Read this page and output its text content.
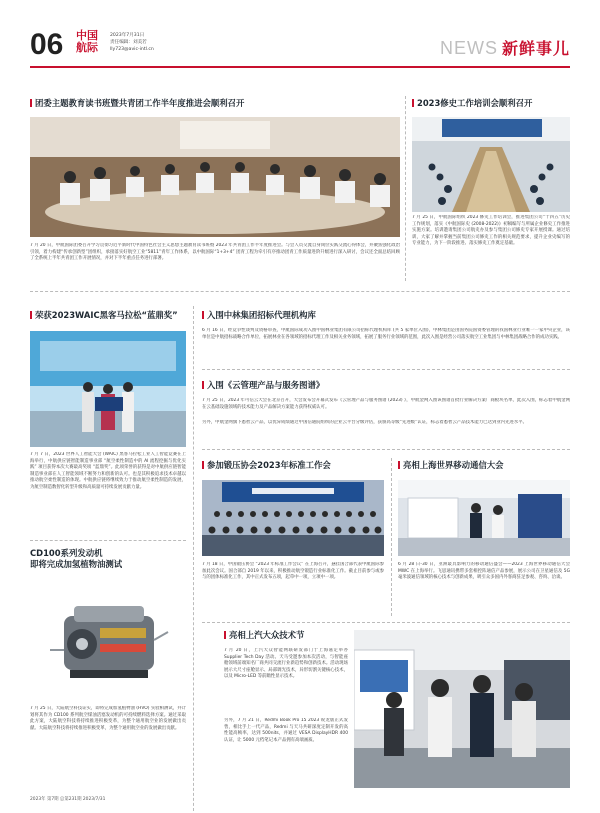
06 中国
航际
2023年7月31日
责任编辑：刘美若
lly723@avic-intl.cn	NEWS 新鲜事儿
团委主题教育读书班暨共青团工作半年度推进会顺利召开
7 月 20 日，中航国际团委召开学习贯彻习近平新时代中国特色社会主义思想主题教育读书班暨 2023 年共青团工作半年度推进会。与会人员交流自身岗位实践交流心得体会，并聚焦强化政治引领，着力构建“传承创新型”团组织，承接落实好航空工业“5811”青年工作体系，以中航国际“1+3+4” 团青工程为牵引有序推动团青工作质量进阶升级进行深入研讨，会议还全面总结回顾了全系统上半年共青团工作开展情况，并对下半年重点任务进行部署。
2023修史工作培训会顺利召开
7 月 25 日，中航国际组织 2023 修史工作培训会，推进集团公司“十四五”历史工作规划，落实《中航国际史 (2008-2022)》初稿编写与所属企业修史工作推进实施方案。培训邀请集团公司航史办及参与集团公司修史专家开展授课。通过培训，大家了解并掌握当前集团公司修史工作的相关规范要求，提升企业史编写的专业能力，为下一阶段推进、落实修史工作奠定基础。
荣获2023WAIC黑客马拉松“蓝鼎奖”
7 月 7 日，2023 世界人工智能大会 (WAIC) 黑客马拉松工业人工智能竞赛在上海举行，中航供应链智能制造事业部 “航空柔性制造中的 AI 流程挖掘与优化实践” 项目获得本次大赛最高奖项 “蓝鼎奖”。此项荣誉的获得是对中航供应链智能制造事业部在人工智能领域不断努力和创新的认可。也是其积极追求技术卓越以推动航空柔性制造的体现。中航供应链将继续致力于推动航空柔性制造的发展，为航空制造数智化转型升级和高质量可持续发展贡献力量。
入围中林集团招标代理机构库
6 月 16 日，经竞争性谈判及资格审查，中航国际成功入围中国林业集团有限公司招标代理机构库 (共 5 家单位入围)，中林集团是由国务院国资委管理的我国林业行业唯一一家中央企业，该单位是中航招标战略合作单位，拓展林业在各领域的招标代理工作及相关业务领域，拓展了服务行业领域的范围，此次入围是经营公司落实航空工业集团与中林集团战略合作的成功实践。
入围《云管理产品与服务图谱》
7 月 25 日，2023 年可信云大会在北京召开，大会发布会开幕式发布《云管理产品与服务图谱 (2023) 》，中航金网入围该图谱首批行业解决方案厂商板块名单，此次入围，标志着中航金网在云基础设施领域的技术能力及产品解决方案能力获得权威认可。
另外，中航金网旗下悉智云产品，以优异成绩通过中国信通院组织的企业云平台分级评估，获颁高等级“先进级”认证，标志着悉智云产品技术能力已达到业内先进水平。
参加锻压协会2023年标准工作会
7 月 18 日，中国锻压协会 “2023 年标准工作会议” 在上海召开，悬挂国合部代表中航国际参加此次会议。国合部自 2019 年以来，积极推动航空锻造行业标准化工作。截止目前参与或参与的团体标准化工作，其中正式发布五项，起草中一项，立项中一项。
亮相上海世界移动通信大会
6 月 28 日-30 日，亚洲最具影响力的移动通信盛会——2023 上海世界移动通信大会 MWC 在上海举行。飞思通讯携带多套相控阵通信产品参展，展示公司在卫星通信及 5G 毫米波通信领域的核心技术与创新成果，吸引众多国内外客商驻足参观、咨询、洽谈。
CD100系列发动机
即将完成加氢植物油测试
7 月 25 日，大陆航空科技证实，即将完成加氢植物油 (HVO) 实验相测试，并计划将其作为 CD100 系列航空煤油活塞发动机的可持续燃料选择方案。通过采取此方案，大陆航空科技将持续推进积极变革，为整个通用航空业的发展做出贡献。大陆航空科技将持续推进积极变革，为整个通用航空业的发展做出贡献。
亮相上汽大众技术节
7 月 20 日，上汽大众智能网联研发部门于上海嘉定举办 Supplier Tech Day 活动。天马受邀参加本次活动，与智能座舱领域前端知名厂商共同交流行业新趋势和创新技术。活动现场展示大尺寸座舱显示、局部调光技术，异形切割关键核心技术，以及 Micro-LED 等前瞻性显示技术。
另外，7 月 21 日，Redmi Book Pro 15 2023 锐龙版正式发售，相比手上一代产品，Redmi 与天马共研深度定制开发的高性能高帧率，达到 500nits，并通过 VESA DisplayHDR 400 认证，让 5000 元档笔记本产品拥有高端画质。
2023年 第7期 总第231期 2023/7/31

::::

→ Exercise aim
Make an exact copy of all the material, but keep the pictures out of it.

→ Correct result
Read this page and output its text content.
06 中国
航际
2023年7月31日
责任编辑：刘美若
lly723@avic-intl.cn	NEWS 新鲜事儿
团委主题教育读书班暨共青团工作半年度推进会顺利召开
7 月 20 日，中航国际团委召开学习贯彻习近平新时代中国特色社会主义思想主题教育读书班暨 2023 年共青团工作半年度推进会。与会人员交流自身岗位实践交流心得体会，并聚焦强化政治引领，着力构建“传承创新型”团组织，承接落实好航空工业“5811”青年工作体系，以中航国际“1+3+4” 团青工程为牵引有序推动团青工作质量进阶升级进行深入研讨，会议还全面总结回顾了全系统上半年共青团工作开展情况，并对下半年重点任务进行部署。
2023修史工作培训会顺利召开
7 月 25 日，中航国际组织 2023 修史工作培训会，推进集团公司“十四五”历史工作规划，落实《中航国际史 (2008-2022)》初稿编写与所属企业修史工作推进实施方案。培训邀请集团公司航史办及参与集团公司修史专家开展授课。通过培训，大家了解并掌握当前集团公司修史工作的相关规范要求，提升企业史编写的专业能力，为下一阶段推进、落实修史工作奠定基础。
荣获2023WAIC黑客马拉松“蓝鼎奖”
7 月 7 日，2023 世界人工智能大会 (WAIC) 黑客马拉松工业人工智能竞赛在上海举行，中航供应链智能制造事业部 “航空柔性制造中的 AI 流程挖掘与优化实践” 项目获得本次大赛最高奖项 “蓝鼎奖”。此项荣誉的获得是对中航供应链智能制造事业部在人工智能领域不断努力和创新的认可。也是其积极追求技术卓越以推动航空柔性制造的体现。中航供应链将继续致力于推动航空柔性制造的发展，为航空制造数智化转型升级和高质量可持续发展贡献力量。
入围中林集团招标代理机构库
6 月 16 日，经竞争性谈判及资格审查，中航国际成功入围中国林业集团有限公司招标代理机构库 (共 5 家单位入围)，中林集团是由国务院国资委管理的我国林业行业唯一一家中央企业，该单位是中航招标战略合作单位，拓展林业在各领域的招标代理工作及相关业务领域，拓展了服务行业领域的范围，此次入围是经营公司落实航空工业集团与中林集团战略合作的成功实践。
入围《云管理产品与服务图谱》
7 月 25 日，2023 年可信云大会在北京召开，大会发布会开幕式发布《云管理产品与服务图谱 (2023) 》，中航金网入围该图谱首批行业解决方案厂商板块名单，此次入围，标志着中航金网在云基础设施领域的技术能力及产品解决方案能力获得权威认可。
另外，中航金网旗下悉智云产品，以优异成绩通过中国信通院组织的企业云平台分级评估，获颁高等级“先进级”认证，标志着悉智云产品技术能力已达到业内先进水平。
参加锻压协会2023年标准工作会
7 月 18 日，中国锻压协会 “2023 年标准工作会议” 在上海召开，悬挂国合部代表中航国际参加此次会议。国合部自 2019 年以来，积极推动航空锻造行业标准化工作。截止目前参与或参与的团体标准化工作，其中正式发布五项，起草中一项，立项中一项。
亮相上海世界移动通信大会
6 月 28 日-30 日，亚洲最具影响力的移动通信盛会——2023 上海世界移动通信大会 MWC 在上海举行。飞思通讯携带多套相控阵通信产品参展，展示公司在卫星通信及 5G 毫米波通信领域的核心技术与创新成果，吸引众多国内外客商驻足参观、咨询、洽谈。
CD100系列发动机
即将完成加氢植物油测试
7 月 25 日，大陆航空科技证实，即将完成加氢植物油 (HVO) 实验相测试，并计划将其作为 CD100 系列航空煤油活塞发动机的可持续燃料选择方案。通过采取此方案，大陆航空科技将持续推进积极变革，为整个通用航空业的发展做出贡献。大陆航空科技将持续推进积极变革，为整个通用航空业的发展做出贡献。
亮相上汽大众技术节
7 月 20 日，上汽大众智能网联研发部门于上海嘉定举办 Supplier Tech Day 活动。天马受邀参加本次活动，与智能座舱领域前端知名厂商共同交流行业新趋势和创新技术。活动现场展示大尺寸座舱显示、局部调光技术，异形切割关键核心技术，以及 Micro-LED 等前瞻性显示技术。
另外，7 月 21 日，Redmi Book Pro 15 2023 锐龙版正式发售，相比手上一代产品，Redmi 与天马共研深度定制开发的高性能高帧率，达到 500nits，并通过 VESA DisplayHDR 400 认证，让 5000 元档笔记本产品拥有高端画质。
2023年 第7期 总第231期 2023/7/31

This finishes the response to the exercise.